━━━ Material for the task

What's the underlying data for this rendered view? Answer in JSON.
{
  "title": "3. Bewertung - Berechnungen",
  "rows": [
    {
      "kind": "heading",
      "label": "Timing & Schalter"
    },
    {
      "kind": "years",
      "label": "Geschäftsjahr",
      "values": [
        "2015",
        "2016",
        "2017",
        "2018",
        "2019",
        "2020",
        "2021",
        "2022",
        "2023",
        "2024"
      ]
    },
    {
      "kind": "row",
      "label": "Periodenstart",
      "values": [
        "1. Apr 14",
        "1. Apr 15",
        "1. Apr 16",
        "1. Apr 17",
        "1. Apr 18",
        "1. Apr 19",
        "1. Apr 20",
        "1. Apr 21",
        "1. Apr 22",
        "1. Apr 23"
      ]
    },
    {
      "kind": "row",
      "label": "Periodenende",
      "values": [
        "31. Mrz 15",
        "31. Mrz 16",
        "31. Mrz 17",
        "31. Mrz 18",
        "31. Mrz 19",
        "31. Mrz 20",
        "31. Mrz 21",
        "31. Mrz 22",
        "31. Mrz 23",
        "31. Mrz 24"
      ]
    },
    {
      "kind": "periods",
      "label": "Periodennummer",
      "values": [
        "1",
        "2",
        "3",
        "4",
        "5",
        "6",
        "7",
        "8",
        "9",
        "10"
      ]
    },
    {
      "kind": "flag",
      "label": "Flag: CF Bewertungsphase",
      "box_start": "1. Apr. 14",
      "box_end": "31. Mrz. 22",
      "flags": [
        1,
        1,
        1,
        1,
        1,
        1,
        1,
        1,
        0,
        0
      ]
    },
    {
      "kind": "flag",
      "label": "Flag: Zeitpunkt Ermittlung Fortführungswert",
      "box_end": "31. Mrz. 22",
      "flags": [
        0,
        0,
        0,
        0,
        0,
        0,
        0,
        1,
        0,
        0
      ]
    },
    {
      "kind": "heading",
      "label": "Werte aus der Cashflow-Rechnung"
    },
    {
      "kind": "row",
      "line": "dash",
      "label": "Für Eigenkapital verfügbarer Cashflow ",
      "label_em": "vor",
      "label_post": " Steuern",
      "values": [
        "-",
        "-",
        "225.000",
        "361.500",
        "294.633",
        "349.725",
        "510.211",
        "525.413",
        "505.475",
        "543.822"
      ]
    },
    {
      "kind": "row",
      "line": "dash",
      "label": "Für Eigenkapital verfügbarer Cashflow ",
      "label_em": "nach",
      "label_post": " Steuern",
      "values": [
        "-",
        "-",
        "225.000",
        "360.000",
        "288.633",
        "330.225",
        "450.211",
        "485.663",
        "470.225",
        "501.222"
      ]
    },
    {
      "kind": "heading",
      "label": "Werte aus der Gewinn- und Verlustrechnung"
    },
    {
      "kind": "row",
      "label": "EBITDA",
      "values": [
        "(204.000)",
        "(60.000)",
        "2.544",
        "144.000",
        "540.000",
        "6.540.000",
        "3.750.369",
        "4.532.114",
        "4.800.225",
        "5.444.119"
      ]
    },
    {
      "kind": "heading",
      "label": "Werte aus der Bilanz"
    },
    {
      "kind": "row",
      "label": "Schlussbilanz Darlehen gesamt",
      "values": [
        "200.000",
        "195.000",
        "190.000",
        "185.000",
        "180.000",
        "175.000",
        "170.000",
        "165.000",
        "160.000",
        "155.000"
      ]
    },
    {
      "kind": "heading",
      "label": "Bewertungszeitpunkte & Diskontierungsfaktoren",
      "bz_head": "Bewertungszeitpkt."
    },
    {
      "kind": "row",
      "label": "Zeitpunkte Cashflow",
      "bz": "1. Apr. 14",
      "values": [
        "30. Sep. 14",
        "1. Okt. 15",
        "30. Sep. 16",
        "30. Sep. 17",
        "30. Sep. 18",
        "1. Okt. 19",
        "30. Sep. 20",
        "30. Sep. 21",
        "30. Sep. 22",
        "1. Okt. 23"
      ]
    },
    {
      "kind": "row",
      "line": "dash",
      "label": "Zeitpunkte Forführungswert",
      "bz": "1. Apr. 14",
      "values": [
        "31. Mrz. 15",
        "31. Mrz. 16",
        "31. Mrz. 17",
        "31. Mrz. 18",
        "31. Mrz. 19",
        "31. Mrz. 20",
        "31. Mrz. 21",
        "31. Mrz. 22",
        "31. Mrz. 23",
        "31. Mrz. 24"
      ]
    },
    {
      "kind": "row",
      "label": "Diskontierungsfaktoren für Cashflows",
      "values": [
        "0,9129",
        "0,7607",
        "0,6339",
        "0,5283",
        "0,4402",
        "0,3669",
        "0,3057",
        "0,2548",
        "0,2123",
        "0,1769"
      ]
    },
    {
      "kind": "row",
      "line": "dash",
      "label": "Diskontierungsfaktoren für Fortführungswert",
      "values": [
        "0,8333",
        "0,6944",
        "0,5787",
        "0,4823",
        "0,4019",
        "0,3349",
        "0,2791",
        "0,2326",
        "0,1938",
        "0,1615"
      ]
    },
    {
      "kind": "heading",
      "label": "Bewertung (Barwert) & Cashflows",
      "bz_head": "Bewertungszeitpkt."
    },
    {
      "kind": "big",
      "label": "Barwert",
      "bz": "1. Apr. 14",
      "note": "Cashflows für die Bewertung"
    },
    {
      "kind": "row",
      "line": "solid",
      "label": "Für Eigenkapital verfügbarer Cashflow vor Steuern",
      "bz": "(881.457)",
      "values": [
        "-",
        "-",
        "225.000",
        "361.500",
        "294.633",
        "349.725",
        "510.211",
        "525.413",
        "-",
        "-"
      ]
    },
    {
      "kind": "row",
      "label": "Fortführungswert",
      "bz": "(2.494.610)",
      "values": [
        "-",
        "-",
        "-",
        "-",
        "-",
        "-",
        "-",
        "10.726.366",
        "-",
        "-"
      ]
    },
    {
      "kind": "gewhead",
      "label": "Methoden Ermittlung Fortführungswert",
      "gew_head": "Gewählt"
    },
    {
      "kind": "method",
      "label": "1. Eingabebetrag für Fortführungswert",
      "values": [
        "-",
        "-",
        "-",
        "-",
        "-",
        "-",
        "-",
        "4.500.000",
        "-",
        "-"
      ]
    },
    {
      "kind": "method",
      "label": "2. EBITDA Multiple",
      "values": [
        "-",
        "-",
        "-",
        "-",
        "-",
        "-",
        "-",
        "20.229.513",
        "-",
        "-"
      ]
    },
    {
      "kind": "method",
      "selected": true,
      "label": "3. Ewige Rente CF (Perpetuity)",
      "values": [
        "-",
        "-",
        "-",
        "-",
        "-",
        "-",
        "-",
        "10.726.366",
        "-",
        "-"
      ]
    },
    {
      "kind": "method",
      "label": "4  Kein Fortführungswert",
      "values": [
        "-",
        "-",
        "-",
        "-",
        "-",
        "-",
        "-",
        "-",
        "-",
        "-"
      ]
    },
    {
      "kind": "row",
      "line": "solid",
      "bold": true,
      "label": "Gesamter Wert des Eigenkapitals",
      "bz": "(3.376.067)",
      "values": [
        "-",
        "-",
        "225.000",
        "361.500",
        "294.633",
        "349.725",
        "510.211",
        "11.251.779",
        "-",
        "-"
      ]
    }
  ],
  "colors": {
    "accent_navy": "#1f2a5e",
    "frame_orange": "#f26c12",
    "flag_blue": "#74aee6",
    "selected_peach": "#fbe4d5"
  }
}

━━━━━━

## Brief
Restate the whole listing exactly.

## Result for this exercise
What's the underlying data for this rendered view? Answer in JSON.
{
  "title": "3. Bewertung - Berechnungen",
  "rows": [
    {
      "kind": "heading",
      "label": "Timing & Schalter"
    },
    {
      "kind": "years",
      "label": "Geschäftsjahr",
      "values": [
        "2015",
        "2016",
        "2017",
        "2018",
        "2019",
        "2020",
        "2021",
        "2022",
        "2023",
        "2024"
      ]
    },
    {
      "kind": "row",
      "label": "Periodenstart",
      "values": [
        "1. Apr 14",
        "1. Apr 15",
        "1. Apr 16",
        "1. Apr 17",
        "1. Apr 18",
        "1. Apr 19",
        "1. Apr 20",
        "1. Apr 21",
        "1. Apr 22",
        "1. Apr 23"
      ]
    },
    {
      "kind": "row",
      "label": "Periodenende",
      "values": [
        "31. Mrz 15",
        "31. Mrz 16",
        "31. Mrz 17",
        "31. Mrz 18",
        "31. Mrz 19",
        "31. Mrz 20",
        "31. Mrz 21",
        "31. Mrz 22",
        "31. Mrz 23",
        "31. Mrz 24"
      ]
    },
    {
      "kind": "periods",
      "label": "Periodennummer",
      "values": [
        "1",
        "2",
        "3",
        "4",
        "5",
        "6",
        "7",
        "8",
        "9",
        "10"
      ]
    },
    {
      "kind": "flag",
      "label": "Flag: CF Bewertungsphase",
      "box_start": "1. Apr. 14",
      "box_end": "31. Mrz. 22",
      "flags": [
        1,
        1,
        1,
        1,
        1,
        1,
        1,
        1,
        0,
        0
      ]
    },
    {
      "kind": "flag",
      "label": "Flag: Zeitpunkt Ermittlung Fortführungswert",
      "box_end": "31. Mrz. 22",
      "flags": [
        0,
        0,
        0,
        0,
        0,
        0,
        0,
        1,
        0,
        0
      ]
    },
    {
      "kind": "heading",
      "label": "Werte aus der Cashflow-Rechnung"
    },
    {
      "kind": "row",
      "line": "dash",
      "label": "Für Eigenkapital verfügbarer Cashflow ",
      "label_em": "vor",
      "label_post": " Steuern",
      "values": [
        "-",
        "-",
        "225.000",
        "361.500",
        "294.633",
        "349.725",
        "510.211",
        "525.413",
        "505.475",
        "543.822"
      ]
    },
    {
      "kind": "row",
      "line": "dash",
      "label": "Für Eigenkapital verfügbarer Cashflow ",
      "label_em": "nach",
      "label_post": " Steuern",
      "values": [
        "-",
        "-",
        "225.000",
        "360.000",
        "288.633",
        "330.225",
        "450.211",
        "485.663",
        "470.225",
        "501.222"
      ]
    },
    {
      "kind": "heading",
      "label": "Werte aus der Gewinn- und Verlustrechnung"
    },
    {
      "kind": "row",
      "label": "EBITDA",
      "values": [
        "(204.000)",
        "(60.000)",
        "2.544",
        "144.000",
        "540.000",
        "6.540.000",
        "3.750.369",
        "4.532.114",
        "4.800.225",
        "5.444.119"
      ]
    },
    {
      "kind": "heading",
      "label": "Werte aus der Bilanz"
    },
    {
      "kind": "row",
      "label": "Schlussbilanz Darlehen gesamt",
      "values": [
        "200.000",
        "195.000",
        "190.000",
        "185.000",
        "180.000",
        "175.000",
        "170.000",
        "165.000",
        "160.000",
        "155.000"
      ]
    },
    {
      "kind": "heading",
      "label": "Bewertungszeitpunkte & Diskontierungsfaktoren",
      "bz_head": "Bewertungszeitpkt."
    },
    {
      "kind": "row",
      "label": "Zeitpunkte Cashflow",
      "bz": "1. Apr. 14",
      "values": [
        "30. Sep. 14",
        "1. Okt. 15",
        "30. Sep. 16",
        "30. Sep. 17",
        "30. Sep. 18",
        "1. Okt. 19",
        "30. Sep. 20",
        "30. Sep. 21",
        "30. Sep. 22",
        "1. Okt. 23"
      ]
    },
    {
      "kind": "row",
      "line": "dash",
      "label": "Zeitpunkte Forführungswert",
      "bz": "1. Apr. 14",
      "values": [
        "31. Mrz. 15",
        "31. Mrz. 16",
        "31. Mrz. 17",
        "31. Mrz. 18",
        "31. Mrz. 19",
        "31. Mrz. 20",
        "31. Mrz. 21",
        "31. Mrz. 22",
        "31. Mrz. 23",
        "31. Mrz. 24"
      ]
    },
    {
      "kind": "row",
      "label": "Diskontierungsfaktoren für Cashflows",
      "values": [
        "0,9129",
        "0,7607",
        "0,6339",
        "0,5283",
        "0,4402",
        "0,3669",
        "0,3057",
        "0,2548",
        "0,2123",
        "0,1769"
      ]
    },
    {
      "kind": "row",
      "line": "dash",
      "label": "Diskontierungsfaktoren für Fortführungswert",
      "values": [
        "0,8333",
        "0,6944",
        "0,5787",
        "0,4823",
        "0,4019",
        "0,3349",
        "0,2791",
        "0,2326",
        "0,1938",
        "0,1615"
      ]
    },
    {
      "kind": "heading",
      "label": "Bewertung (Barwert) & Cashflows",
      "bz_head": "Bewertungszeitpkt."
    },
    {
      "kind": "big",
      "label": "Barwert",
      "bz": "1. Apr. 14",
      "note": "Cashflows für die Bewertung"
    },
    {
      "kind": "row",
      "line": "solid",
      "label": "Für Eigenkapital verfügbarer Cashflow vor Steuern",
      "bz": "(881.457)",
      "values": [
        "-",
        "-",
        "225.000",
        "361.500",
        "294.633",
        "349.725",
        "510.211",
        "525.413",
        "-",
        "-"
      ]
    },
    {
      "kind": "row",
      "label": "Fortführungswert",
      "bz": "(2.494.610)",
      "values": [
        "-",
        "-",
        "-",
        "-",
        "-",
        "-",
        "-",
        "10.726.366",
        "-",
        "-"
      ]
    },
    {
      "kind": "gewhead",
      "label": "Methoden Ermittlung Fortführungswert",
      "gew_head": "Gewählt"
    },
    {
      "kind": "method",
      "label": "1. Eingabebetrag für Fortführungswert",
      "values": [
        "-",
        "-",
        "-",
        "-",
        "-",
        "-",
        "-",
        "4.500.000",
        "-",
        "-"
      ]
    },
    {
      "kind": "method",
      "label": "2. EBITDA Multiple",
      "values": [
        "-",
        "-",
        "-",
        "-",
        "-",
        "-",
        "-",
        "20.229.513",
        "-",
        "-"
      ]
    },
    {
      "kind": "method",
      "selected": true,
      "label": "3. Ewige Rente CF (Perpetuity)",
      "values": [
        "-",
        "-",
        "-",
        "-",
        "-",
        "-",
        "-",
        "10.726.366",
        "-",
        "-"
      ]
    },
    {
      "kind": "method",
      "label": "4  Kein Fortführungswert",
      "values": [
        "-",
        "-",
        "-",
        "-",
        "-",
        "-",
        "-",
        "-",
        "-",
        "-"
      ]
    },
    {
      "kind": "row",
      "line": "solid",
      "bold": true,
      "label": "Gesamter Wert des Eigenkapitals",
      "bz": "(3.376.067)",
      "values": [
        "-",
        "-",
        "225.000",
        "361.500",
        "294.633",
        "349.725",
        "510.211",
        "11.251.779",
        "-",
        "-"
      ]
    }
  ],
  "colors": {
    "accent_navy": "#1f2a5e",
    "frame_orange": "#f26c12",
    "flag_blue": "#74aee6",
    "selected_peach": "#fbe4d5"
  }
}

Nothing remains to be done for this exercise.